━━━━━ ENTRIES PROVIDED

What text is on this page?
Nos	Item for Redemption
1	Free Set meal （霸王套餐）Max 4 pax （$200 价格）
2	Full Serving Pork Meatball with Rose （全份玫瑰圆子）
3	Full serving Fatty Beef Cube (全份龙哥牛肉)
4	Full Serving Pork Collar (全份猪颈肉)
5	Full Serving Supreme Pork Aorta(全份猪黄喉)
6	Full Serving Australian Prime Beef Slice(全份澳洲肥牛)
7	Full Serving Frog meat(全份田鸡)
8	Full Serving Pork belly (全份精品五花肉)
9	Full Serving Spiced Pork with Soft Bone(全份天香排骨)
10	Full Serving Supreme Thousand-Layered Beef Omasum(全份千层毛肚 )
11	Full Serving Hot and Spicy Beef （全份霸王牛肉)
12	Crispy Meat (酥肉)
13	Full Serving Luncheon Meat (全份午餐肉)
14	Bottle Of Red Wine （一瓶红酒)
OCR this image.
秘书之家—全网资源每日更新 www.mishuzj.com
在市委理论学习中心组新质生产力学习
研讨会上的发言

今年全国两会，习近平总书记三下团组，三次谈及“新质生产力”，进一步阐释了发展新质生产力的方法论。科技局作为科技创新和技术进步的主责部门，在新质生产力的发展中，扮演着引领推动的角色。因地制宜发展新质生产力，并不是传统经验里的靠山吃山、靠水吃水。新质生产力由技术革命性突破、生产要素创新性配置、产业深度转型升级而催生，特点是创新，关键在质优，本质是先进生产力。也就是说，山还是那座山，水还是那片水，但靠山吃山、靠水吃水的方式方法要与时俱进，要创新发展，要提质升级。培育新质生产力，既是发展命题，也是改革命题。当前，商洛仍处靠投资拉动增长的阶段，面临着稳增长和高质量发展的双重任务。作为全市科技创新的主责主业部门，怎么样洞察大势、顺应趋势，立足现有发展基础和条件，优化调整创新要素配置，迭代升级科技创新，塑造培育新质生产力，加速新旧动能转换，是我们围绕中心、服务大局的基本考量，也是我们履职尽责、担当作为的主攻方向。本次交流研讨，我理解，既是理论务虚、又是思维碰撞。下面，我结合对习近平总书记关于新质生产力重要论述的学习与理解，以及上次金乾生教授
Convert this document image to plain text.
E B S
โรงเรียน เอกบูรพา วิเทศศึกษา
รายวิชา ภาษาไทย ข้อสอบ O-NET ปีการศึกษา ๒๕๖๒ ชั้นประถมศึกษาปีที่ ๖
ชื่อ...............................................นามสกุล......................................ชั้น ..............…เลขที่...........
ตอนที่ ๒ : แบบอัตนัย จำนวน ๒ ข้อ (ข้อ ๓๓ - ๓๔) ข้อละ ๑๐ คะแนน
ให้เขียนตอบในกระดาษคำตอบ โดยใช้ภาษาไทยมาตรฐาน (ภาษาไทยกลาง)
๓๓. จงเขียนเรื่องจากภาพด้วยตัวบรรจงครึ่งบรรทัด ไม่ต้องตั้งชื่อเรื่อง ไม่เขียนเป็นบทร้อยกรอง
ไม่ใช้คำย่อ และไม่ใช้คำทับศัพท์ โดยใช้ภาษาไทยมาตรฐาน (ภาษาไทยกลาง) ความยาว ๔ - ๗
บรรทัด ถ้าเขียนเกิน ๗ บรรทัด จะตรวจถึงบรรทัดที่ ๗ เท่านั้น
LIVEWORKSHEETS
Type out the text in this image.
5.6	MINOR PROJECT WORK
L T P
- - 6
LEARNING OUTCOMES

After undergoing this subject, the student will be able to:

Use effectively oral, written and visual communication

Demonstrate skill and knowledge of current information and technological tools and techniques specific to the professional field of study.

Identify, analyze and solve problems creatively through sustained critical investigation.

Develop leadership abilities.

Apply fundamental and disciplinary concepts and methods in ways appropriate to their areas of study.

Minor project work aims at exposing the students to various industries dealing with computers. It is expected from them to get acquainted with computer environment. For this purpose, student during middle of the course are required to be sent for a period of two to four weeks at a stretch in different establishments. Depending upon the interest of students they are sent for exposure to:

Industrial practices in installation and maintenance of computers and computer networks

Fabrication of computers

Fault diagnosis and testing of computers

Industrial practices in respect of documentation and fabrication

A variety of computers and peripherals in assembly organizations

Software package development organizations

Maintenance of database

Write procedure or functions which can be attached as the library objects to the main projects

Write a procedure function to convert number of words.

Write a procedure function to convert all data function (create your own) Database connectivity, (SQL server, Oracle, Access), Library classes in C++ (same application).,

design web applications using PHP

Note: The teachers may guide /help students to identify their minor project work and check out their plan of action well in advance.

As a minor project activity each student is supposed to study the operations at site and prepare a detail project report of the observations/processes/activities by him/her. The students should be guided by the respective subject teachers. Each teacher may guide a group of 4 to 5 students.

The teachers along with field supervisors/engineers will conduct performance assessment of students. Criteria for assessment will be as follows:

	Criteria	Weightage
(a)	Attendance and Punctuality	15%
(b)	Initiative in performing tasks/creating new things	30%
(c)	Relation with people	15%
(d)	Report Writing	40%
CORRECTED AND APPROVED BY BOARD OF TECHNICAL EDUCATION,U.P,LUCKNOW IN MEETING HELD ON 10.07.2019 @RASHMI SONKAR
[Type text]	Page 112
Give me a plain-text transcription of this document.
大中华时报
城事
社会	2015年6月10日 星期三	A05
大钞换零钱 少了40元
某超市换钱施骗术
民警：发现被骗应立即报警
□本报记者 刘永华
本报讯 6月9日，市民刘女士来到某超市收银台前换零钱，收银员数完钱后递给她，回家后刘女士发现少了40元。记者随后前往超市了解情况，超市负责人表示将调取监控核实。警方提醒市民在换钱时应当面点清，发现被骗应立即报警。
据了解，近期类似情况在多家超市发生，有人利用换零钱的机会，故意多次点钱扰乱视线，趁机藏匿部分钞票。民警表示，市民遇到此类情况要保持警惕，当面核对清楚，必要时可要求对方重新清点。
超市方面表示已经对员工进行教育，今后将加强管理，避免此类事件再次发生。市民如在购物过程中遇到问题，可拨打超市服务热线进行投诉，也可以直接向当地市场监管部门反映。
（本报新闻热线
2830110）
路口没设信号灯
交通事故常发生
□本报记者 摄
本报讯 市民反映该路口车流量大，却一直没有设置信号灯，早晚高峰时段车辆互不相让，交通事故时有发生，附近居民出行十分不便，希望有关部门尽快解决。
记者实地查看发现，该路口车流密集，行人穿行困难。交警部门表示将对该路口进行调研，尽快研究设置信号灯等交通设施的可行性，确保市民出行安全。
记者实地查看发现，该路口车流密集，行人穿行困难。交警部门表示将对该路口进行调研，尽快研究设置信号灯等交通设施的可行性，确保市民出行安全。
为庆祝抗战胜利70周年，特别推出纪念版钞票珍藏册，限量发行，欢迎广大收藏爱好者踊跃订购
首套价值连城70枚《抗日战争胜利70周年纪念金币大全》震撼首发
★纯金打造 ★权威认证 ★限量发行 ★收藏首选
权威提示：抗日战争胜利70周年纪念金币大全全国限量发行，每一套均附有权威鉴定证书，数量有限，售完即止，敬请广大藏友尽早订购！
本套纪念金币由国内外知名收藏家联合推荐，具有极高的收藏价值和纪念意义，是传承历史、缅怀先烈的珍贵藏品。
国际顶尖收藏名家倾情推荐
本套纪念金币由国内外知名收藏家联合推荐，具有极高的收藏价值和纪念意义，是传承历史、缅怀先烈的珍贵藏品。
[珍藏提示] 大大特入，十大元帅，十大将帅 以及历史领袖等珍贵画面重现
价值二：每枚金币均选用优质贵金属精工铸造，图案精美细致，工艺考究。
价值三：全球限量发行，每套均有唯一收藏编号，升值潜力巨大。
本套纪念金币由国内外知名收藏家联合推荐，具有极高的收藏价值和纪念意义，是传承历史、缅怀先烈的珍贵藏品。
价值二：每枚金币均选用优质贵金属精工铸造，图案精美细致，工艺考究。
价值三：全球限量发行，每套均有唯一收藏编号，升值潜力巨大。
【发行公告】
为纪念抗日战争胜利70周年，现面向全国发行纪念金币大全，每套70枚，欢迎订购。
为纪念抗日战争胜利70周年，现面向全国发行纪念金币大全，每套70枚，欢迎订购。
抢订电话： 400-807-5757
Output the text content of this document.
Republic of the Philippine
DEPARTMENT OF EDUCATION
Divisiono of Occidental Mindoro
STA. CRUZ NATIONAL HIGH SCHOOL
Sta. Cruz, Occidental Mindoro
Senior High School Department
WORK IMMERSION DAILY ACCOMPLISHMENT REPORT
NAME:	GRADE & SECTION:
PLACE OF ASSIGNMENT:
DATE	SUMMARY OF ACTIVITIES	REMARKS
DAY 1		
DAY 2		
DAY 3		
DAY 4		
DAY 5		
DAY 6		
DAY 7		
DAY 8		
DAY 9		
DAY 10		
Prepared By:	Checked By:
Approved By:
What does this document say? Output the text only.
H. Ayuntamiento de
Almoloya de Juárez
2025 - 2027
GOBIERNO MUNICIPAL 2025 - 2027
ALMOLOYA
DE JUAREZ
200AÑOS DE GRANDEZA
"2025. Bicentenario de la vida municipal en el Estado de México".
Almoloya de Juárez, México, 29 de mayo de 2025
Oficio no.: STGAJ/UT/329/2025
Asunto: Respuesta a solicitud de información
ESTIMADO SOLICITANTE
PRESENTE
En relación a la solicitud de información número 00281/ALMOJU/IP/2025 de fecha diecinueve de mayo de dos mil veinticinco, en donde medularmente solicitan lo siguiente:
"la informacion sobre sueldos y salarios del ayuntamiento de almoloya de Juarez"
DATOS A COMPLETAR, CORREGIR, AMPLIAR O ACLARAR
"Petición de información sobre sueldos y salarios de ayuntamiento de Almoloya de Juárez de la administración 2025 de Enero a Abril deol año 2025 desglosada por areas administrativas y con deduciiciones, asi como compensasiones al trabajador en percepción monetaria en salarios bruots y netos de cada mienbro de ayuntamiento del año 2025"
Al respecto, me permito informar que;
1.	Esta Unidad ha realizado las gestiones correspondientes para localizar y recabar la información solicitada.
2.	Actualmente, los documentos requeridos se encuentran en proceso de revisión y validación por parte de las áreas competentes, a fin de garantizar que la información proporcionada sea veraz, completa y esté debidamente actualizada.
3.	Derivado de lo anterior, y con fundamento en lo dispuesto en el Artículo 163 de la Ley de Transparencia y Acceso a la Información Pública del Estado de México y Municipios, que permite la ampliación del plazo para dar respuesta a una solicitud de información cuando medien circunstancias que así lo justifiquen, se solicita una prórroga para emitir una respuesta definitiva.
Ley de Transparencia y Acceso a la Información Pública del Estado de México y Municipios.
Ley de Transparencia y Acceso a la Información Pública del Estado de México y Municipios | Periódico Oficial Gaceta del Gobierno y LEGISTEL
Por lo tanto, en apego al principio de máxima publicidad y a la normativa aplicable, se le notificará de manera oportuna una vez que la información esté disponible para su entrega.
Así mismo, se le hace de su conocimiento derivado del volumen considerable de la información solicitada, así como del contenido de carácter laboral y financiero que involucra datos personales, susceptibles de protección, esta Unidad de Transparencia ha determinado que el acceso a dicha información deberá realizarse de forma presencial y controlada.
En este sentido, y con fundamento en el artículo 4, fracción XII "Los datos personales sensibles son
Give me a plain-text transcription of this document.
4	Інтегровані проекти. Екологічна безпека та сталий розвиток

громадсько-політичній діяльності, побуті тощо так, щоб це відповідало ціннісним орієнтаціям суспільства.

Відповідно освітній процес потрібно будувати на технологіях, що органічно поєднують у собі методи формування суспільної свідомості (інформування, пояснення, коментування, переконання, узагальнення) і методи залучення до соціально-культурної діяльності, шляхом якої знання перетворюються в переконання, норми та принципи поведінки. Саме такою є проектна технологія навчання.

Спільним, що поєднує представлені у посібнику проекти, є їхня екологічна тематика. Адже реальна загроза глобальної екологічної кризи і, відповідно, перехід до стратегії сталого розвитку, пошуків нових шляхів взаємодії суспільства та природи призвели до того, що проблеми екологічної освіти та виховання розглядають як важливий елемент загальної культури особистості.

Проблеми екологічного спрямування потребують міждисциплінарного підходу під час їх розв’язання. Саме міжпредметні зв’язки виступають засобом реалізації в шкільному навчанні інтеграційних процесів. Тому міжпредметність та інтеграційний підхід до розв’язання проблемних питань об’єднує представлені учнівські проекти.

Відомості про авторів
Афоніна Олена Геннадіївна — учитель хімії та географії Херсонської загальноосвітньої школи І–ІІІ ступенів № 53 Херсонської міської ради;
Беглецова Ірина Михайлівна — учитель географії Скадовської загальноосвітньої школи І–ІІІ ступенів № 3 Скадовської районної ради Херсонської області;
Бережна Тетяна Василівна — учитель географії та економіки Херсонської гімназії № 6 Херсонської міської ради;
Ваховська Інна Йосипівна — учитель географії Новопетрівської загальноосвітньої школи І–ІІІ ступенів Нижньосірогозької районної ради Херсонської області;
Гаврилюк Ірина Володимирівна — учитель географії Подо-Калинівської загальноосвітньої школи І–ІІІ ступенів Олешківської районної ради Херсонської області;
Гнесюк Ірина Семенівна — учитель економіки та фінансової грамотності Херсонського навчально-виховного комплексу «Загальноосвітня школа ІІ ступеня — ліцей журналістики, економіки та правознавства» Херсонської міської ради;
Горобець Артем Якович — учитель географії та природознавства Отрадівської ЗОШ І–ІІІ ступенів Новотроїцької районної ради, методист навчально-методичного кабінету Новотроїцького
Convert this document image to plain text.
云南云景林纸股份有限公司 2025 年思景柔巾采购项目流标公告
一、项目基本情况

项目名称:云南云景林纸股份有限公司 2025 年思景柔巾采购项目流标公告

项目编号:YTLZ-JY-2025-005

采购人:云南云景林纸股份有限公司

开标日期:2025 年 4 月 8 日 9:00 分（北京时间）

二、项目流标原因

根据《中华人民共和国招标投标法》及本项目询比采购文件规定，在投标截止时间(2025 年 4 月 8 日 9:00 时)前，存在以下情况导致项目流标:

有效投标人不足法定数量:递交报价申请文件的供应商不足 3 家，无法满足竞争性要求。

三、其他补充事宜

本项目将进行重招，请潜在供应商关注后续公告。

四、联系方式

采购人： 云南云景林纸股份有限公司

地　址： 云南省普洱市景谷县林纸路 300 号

━━━━━━━━━━

● **SHORT EXERCISE**: In the lines above, find each one with "суспільства" and list it.

● **OUTPUT**:
громадсько-політичній діяльності, побуті тощо так, щоб це відповідало ціннісним орієнтаціям суспільства.
Спільним, що поєднує представлені у посібнику проекти, є їхня екологічна тематика. Адже реальна загроза глобальної екологічної кризи і, відповідно, перехід до стратегії сталого розвитку, пошуків нових шляхів взаємодії суспільства та природи призвели до того, що проблеми екологічної освіти та виховання розглядають як важливий елемент загальної культури особистості.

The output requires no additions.